▶ [DIRECTIVE]: Reproduce the complete listing without any deviation.

BEGIN DATA LISTING

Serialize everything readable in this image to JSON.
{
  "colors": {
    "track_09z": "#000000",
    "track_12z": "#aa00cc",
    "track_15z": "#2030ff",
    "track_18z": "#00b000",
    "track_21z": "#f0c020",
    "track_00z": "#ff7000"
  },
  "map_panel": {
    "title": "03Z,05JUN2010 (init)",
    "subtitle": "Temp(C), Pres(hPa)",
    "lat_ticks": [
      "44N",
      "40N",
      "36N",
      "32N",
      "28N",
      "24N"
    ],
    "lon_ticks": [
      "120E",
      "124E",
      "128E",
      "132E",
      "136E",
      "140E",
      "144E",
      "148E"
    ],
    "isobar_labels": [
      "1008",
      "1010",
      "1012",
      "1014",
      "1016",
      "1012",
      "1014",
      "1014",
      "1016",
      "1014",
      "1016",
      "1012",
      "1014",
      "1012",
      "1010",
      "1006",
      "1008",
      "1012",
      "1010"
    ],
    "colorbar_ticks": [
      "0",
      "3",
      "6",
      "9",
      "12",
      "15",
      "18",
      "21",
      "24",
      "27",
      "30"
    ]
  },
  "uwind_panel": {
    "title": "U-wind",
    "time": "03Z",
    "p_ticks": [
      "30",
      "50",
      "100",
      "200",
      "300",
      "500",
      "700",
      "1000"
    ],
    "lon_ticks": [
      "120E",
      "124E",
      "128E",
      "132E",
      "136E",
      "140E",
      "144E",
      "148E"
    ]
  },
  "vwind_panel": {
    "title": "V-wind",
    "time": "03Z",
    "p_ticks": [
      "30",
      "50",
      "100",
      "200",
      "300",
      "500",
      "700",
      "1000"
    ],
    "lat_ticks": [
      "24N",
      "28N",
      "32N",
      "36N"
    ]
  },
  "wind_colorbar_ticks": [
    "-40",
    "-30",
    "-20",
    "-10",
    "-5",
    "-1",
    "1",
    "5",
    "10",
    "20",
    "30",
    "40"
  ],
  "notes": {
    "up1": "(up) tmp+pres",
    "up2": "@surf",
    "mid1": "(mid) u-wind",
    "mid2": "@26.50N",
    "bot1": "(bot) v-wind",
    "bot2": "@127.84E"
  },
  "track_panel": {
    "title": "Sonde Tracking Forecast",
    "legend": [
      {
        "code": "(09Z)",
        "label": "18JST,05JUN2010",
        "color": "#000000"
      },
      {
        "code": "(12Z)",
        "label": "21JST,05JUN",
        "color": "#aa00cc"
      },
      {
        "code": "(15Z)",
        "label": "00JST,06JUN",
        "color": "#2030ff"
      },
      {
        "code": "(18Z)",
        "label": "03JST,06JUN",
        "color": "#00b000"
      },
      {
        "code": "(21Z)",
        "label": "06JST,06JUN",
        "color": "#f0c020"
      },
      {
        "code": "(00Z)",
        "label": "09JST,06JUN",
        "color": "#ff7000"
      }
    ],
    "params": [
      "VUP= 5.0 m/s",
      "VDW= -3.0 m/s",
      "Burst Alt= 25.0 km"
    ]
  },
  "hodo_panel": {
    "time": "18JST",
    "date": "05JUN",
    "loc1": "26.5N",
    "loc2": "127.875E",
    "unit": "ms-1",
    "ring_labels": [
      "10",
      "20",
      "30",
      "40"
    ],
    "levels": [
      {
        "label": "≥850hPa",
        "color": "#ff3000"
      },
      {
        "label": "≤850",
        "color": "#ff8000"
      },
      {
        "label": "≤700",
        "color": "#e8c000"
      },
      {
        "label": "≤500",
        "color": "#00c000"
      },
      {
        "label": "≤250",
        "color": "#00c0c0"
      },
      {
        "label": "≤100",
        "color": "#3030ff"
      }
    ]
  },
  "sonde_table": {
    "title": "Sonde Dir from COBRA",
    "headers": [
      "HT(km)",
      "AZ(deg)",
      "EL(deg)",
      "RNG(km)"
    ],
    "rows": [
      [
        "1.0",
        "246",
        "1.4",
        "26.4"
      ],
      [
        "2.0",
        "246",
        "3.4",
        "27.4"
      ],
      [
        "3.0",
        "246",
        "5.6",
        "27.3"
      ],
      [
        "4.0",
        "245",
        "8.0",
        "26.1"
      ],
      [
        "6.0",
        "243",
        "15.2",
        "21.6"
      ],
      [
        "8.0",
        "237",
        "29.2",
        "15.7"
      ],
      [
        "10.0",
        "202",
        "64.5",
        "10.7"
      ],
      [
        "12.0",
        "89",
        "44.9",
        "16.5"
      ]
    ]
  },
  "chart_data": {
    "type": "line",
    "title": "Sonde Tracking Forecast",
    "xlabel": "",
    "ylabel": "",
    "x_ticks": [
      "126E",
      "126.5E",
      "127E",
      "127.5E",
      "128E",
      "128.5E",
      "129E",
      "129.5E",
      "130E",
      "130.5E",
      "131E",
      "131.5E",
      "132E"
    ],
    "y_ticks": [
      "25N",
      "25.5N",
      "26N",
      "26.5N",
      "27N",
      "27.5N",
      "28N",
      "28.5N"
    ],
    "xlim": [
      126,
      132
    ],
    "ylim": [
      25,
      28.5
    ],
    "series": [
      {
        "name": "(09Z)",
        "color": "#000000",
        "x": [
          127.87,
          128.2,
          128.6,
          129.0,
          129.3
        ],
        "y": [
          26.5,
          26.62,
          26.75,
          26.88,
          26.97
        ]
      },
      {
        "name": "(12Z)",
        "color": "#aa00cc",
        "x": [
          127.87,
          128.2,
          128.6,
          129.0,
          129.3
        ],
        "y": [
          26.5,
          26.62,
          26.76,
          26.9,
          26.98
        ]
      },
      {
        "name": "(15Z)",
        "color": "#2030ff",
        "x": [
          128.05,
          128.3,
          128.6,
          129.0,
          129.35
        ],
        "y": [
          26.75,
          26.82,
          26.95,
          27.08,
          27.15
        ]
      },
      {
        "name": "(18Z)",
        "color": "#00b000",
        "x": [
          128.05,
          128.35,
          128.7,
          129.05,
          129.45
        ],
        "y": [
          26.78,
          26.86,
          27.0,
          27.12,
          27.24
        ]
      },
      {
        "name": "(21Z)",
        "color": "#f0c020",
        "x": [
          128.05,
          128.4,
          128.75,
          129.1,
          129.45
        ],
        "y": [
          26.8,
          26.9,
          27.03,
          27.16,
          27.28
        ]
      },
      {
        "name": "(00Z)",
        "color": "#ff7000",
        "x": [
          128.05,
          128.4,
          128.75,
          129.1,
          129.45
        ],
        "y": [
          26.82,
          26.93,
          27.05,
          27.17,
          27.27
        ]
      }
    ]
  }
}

END DATA LISTING

▶ [TASK SOLUTION]:
Serialize everything readable in this image to JSON.
{
  "colors": {
    "track_09z": "#000000",
    "track_12z": "#aa00cc",
    "track_15z": "#2030ff",
    "track_18z": "#00b000",
    "track_21z": "#f0c020",
    "track_00z": "#ff7000"
  },
  "map_panel": {
    "title": "03Z,05JUN2010 (init)",
    "subtitle": "Temp(C), Pres(hPa)",
    "lat_ticks": [
      "44N",
      "40N",
      "36N",
      "32N",
      "28N",
      "24N"
    ],
    "lon_ticks": [
      "120E",
      "124E",
      "128E",
      "132E",
      "136E",
      "140E",
      "144E",
      "148E"
    ],
    "isobar_labels": [
      "1008",
      "1010",
      "1012",
      "1014",
      "1016",
      "1012",
      "1014",
      "1014",
      "1016",
      "1014",
      "1016",
      "1012",
      "1014",
      "1012",
      "1010",
      "1006",
      "1008",
      "1012",
      "1010"
    ],
    "colorbar_ticks": [
      "0",
      "3",
      "6",
      "9",
      "12",
      "15",
      "18",
      "21",
      "24",
      "27",
      "30"
    ]
  },
  "uwind_panel": {
    "title": "U-wind",
    "time": "03Z",
    "p_ticks": [
      "30",
      "50",
      "100",
      "200",
      "300",
      "500",
      "700",
      "1000"
    ],
    "lon_ticks": [
      "120E",
      "124E",
      "128E",
      "132E",
      "136E",
      "140E",
      "144E",
      "148E"
    ]
  },
  "vwind_panel": {
    "title": "V-wind",
    "time": "03Z",
    "p_ticks": [
      "30",
      "50",
      "100",
      "200",
      "300",
      "500",
      "700",
      "1000"
    ],
    "lat_ticks": [
      "24N",
      "28N",
      "32N",
      "36N"
    ]
  },
  "wind_colorbar_ticks": [
    "-40",
    "-30",
    "-20",
    "-10",
    "-5",
    "-1",
    "1",
    "5",
    "10",
    "20",
    "30",
    "40"
  ],
  "notes": {
    "up1": "(up) tmp+pres",
    "up2": "@surf",
    "mid1": "(mid) u-wind",
    "mid2": "@26.50N",
    "bot1": "(bot) v-wind",
    "bot2": "@127.84E"
  },
  "track_panel": {
    "title": "Sonde Tracking Forecast",
    "legend": [
      {
        "code": "(09Z)",
        "label": "18JST,05JUN2010",
        "color": "#000000"
      },
      {
        "code": "(12Z)",
        "label": "21JST,05JUN",
        "color": "#aa00cc"
      },
      {
        "code": "(15Z)",
        "label": "00JST,06JUN",
        "color": "#2030ff"
      },
      {
        "code": "(18Z)",
        "label": "03JST,06JUN",
        "color": "#00b000"
      },
      {
        "code": "(21Z)",
        "label": "06JST,06JUN",
        "color": "#f0c020"
      },
      {
        "code": "(00Z)",
        "label": "09JST,06JUN",
        "color": "#ff7000"
      }
    ],
    "params": [
      "VUP= 5.0 m/s",
      "VDW= -3.0 m/s",
      "Burst Alt= 25.0 km"
    ]
  },
  "hodo_panel": {
    "time": "18JST",
    "date": "05JUN",
    "loc1": "26.5N",
    "loc2": "127.875E",
    "unit": "ms-1",
    "ring_labels": [
      "10",
      "20",
      "30",
      "40"
    ],
    "levels": [
      {
        "label": "≥850hPa",
        "color": "#ff3000"
      },
      {
        "label": "≤850",
        "color": "#ff8000"
      },
      {
        "label": "≤700",
        "color": "#e8c000"
      },
      {
        "label": "≤500",
        "color": "#00c000"
      },
      {
        "label": "≤250",
        "color": "#00c0c0"
      },
      {
        "label": "≤100",
        "color": "#3030ff"
      }
    ]
  },
  "sonde_table": {
    "title": "Sonde Dir from COBRA",
    "headers": [
      "HT(km)",
      "AZ(deg)",
      "EL(deg)",
      "RNG(km)"
    ],
    "rows": [
      [
        "1.0",
        "246",
        "1.4",
        "26.4"
      ],
      [
        "2.0",
        "246",
        "3.4",
        "27.4"
      ],
      [
        "3.0",
        "246",
        "5.6",
        "27.3"
      ],
      [
        "4.0",
        "245",
        "8.0",
        "26.1"
      ],
      [
        "6.0",
        "243",
        "15.2",
        "21.6"
      ],
      [
        "8.0",
        "237",
        "29.2",
        "15.7"
      ],
      [
        "10.0",
        "202",
        "64.5",
        "10.7"
      ],
      [
        "12.0",
        "89",
        "44.9",
        "16.5"
      ]
    ]
  },
  "chart_data": {
    "type": "line",
    "title": "Sonde Tracking Forecast",
    "xlabel": "",
    "ylabel": "",
    "x_ticks": [
      "126E",
      "126.5E",
      "127E",
      "127.5E",
      "128E",
      "128.5E",
      "129E",
      "129.5E",
      "130E",
      "130.5E",
      "131E",
      "131.5E",
      "132E"
    ],
    "y_ticks": [
      "25N",
      "25.5N",
      "26N",
      "26.5N",
      "27N",
      "27.5N",
      "28N",
      "28.5N"
    ],
    "xlim": [
      126,
      132
    ],
    "ylim": [
      25,
      28.5
    ],
    "series": [
      {
        "name": "(09Z)",
        "color": "#000000",
        "x": [
          127.87,
          128.2,
          128.6,
          129.0,
          129.3
        ],
        "y": [
          26.5,
          26.62,
          26.75,
          26.88,
          26.97
        ]
      },
      {
        "name": "(12Z)",
        "color": "#aa00cc",
        "x": [
          127.87,
          128.2,
          128.6,
          129.0,
          129.3
        ],
        "y": [
          26.5,
          26.62,
          26.76,
          26.9,
          26.98
        ]
      },
      {
        "name": "(15Z)",
        "color": "#2030ff",
        "x": [
          128.05,
          128.3,
          128.6,
          129.0,
          129.35
        ],
        "y": [
          26.75,
          26.82,
          26.95,
          27.08,
          27.15
        ]
      },
      {
        "name": "(18Z)",
        "color": "#00b000",
        "x": [
          128.05,
          128.35,
          128.7,
          129.05,
          129.45
        ],
        "y": [
          26.78,
          26.86,
          27.0,
          27.12,
          27.24
        ]
      },
      {
        "name": "(21Z)",
        "color": "#f0c020",
        "x": [
          128.05,
          128.4,
          128.75,
          129.1,
          129.45
        ],
        "y": [
          26.8,
          26.9,
          27.03,
          27.16,
          27.28
        ]
      },
      {
        "name": "(00Z)",
        "color": "#ff7000",
        "x": [
          128.05,
          128.4,
          128.75,
          129.1,
          129.45
        ],
        "y": [
          26.82,
          26.93,
          27.05,
          27.17,
          27.27
        ]
      }
    ]
  }
}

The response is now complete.